Task requirements: Wherever a line below holds the word "下列说法正确的是", copy that line.

Information provided:
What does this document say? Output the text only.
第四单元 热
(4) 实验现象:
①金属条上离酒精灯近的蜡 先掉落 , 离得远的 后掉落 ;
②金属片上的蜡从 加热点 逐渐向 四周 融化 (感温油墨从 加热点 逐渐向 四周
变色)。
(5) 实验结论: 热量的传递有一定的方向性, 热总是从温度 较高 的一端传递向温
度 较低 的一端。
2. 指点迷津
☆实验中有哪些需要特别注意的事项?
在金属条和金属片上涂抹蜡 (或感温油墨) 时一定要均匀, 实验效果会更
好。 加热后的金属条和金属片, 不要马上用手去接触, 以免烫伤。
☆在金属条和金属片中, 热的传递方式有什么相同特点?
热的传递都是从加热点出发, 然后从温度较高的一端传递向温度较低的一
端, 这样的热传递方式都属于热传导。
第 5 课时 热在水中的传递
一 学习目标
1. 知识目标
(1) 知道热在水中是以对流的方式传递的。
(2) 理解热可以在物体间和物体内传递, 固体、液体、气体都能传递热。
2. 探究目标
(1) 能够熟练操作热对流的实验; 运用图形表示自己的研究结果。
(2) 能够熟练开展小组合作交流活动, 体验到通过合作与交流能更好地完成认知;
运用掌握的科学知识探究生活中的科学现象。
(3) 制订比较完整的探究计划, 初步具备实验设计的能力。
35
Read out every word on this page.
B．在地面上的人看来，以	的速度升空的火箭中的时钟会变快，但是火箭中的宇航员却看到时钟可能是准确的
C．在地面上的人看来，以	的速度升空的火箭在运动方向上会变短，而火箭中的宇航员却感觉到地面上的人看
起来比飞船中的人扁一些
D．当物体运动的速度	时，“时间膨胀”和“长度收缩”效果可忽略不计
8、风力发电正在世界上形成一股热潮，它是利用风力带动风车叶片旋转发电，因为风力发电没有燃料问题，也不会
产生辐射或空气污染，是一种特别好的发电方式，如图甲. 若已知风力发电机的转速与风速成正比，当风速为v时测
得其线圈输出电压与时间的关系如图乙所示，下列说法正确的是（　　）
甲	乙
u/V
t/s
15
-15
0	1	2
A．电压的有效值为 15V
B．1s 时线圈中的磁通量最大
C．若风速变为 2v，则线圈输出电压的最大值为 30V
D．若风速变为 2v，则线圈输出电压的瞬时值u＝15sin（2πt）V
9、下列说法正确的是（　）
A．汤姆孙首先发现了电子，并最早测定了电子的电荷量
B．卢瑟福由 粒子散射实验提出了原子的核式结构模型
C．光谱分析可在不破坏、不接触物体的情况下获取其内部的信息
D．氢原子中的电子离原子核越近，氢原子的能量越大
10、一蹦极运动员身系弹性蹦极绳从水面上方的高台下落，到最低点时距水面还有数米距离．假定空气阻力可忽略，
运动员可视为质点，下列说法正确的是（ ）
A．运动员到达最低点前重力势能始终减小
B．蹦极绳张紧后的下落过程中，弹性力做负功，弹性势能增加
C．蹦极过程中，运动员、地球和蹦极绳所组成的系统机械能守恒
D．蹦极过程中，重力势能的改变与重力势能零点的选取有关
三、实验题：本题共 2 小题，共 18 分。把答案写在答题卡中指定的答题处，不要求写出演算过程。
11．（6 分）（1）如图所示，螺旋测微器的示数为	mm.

Worked answer:
得其线圈输出电压与时间的关系如图乙所示，下列说法正确的是（　　）
9、下列说法正确的是（　）
运动员可视为质点，下列说法正确的是（ ）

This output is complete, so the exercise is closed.